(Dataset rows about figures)
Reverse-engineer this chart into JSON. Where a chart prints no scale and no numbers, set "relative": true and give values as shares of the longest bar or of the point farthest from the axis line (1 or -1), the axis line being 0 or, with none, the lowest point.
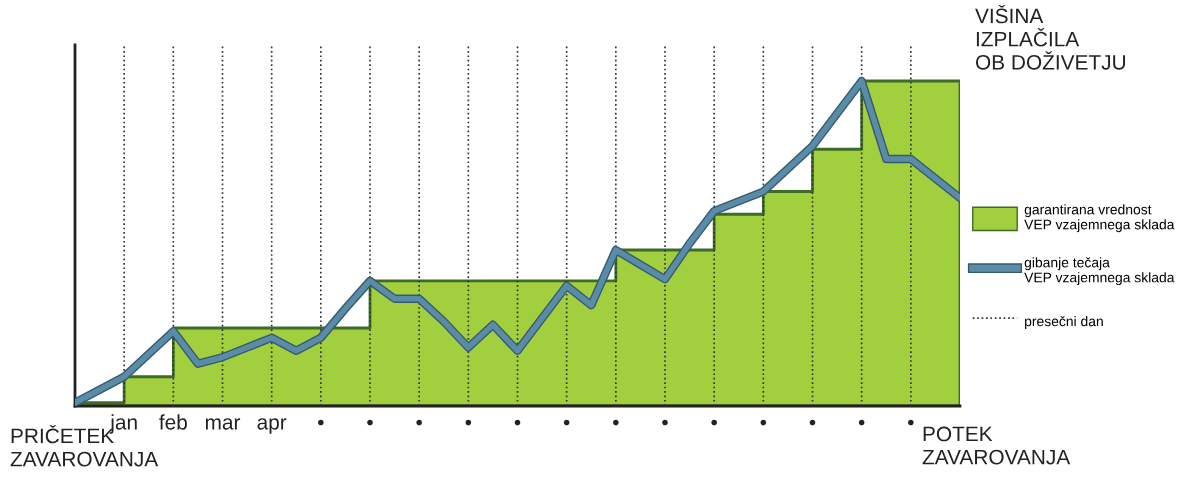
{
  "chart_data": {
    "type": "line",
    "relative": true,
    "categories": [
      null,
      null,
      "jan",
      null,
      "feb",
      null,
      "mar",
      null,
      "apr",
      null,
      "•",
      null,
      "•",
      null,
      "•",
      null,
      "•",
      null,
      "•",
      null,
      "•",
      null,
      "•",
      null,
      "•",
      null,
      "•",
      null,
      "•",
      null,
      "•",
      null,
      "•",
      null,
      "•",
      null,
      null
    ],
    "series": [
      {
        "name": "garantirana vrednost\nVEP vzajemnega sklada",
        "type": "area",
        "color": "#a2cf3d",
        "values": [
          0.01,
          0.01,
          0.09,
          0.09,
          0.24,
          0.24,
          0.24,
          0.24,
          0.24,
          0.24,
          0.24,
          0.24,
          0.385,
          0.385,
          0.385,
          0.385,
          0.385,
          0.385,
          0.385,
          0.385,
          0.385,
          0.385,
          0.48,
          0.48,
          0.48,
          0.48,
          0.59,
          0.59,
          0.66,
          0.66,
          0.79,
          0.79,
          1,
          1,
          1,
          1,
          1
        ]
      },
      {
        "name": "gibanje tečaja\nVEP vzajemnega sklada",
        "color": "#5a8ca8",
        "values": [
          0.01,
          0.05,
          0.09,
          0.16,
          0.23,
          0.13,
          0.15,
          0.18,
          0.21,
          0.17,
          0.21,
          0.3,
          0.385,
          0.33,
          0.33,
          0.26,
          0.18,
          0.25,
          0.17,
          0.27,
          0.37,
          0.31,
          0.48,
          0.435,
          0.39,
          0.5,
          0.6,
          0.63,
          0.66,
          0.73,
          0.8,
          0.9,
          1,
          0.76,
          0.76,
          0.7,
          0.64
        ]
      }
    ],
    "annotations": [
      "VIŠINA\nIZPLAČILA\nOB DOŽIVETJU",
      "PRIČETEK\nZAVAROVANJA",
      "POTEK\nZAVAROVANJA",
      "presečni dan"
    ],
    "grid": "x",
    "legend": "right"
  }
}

**REQUIRED TASK:** Identify every line where the string "relative" appears.

**EXERCISE SOLUTION:**
Reverse-engineer this chart into JSON. Where a chart prints no scale and no numbers, set "relative": true and give values as shares of the longest bar or of the point farthest from the axis line (1 or -1), the axis line being 0 or, with none, the lowest point.
    "relative": true,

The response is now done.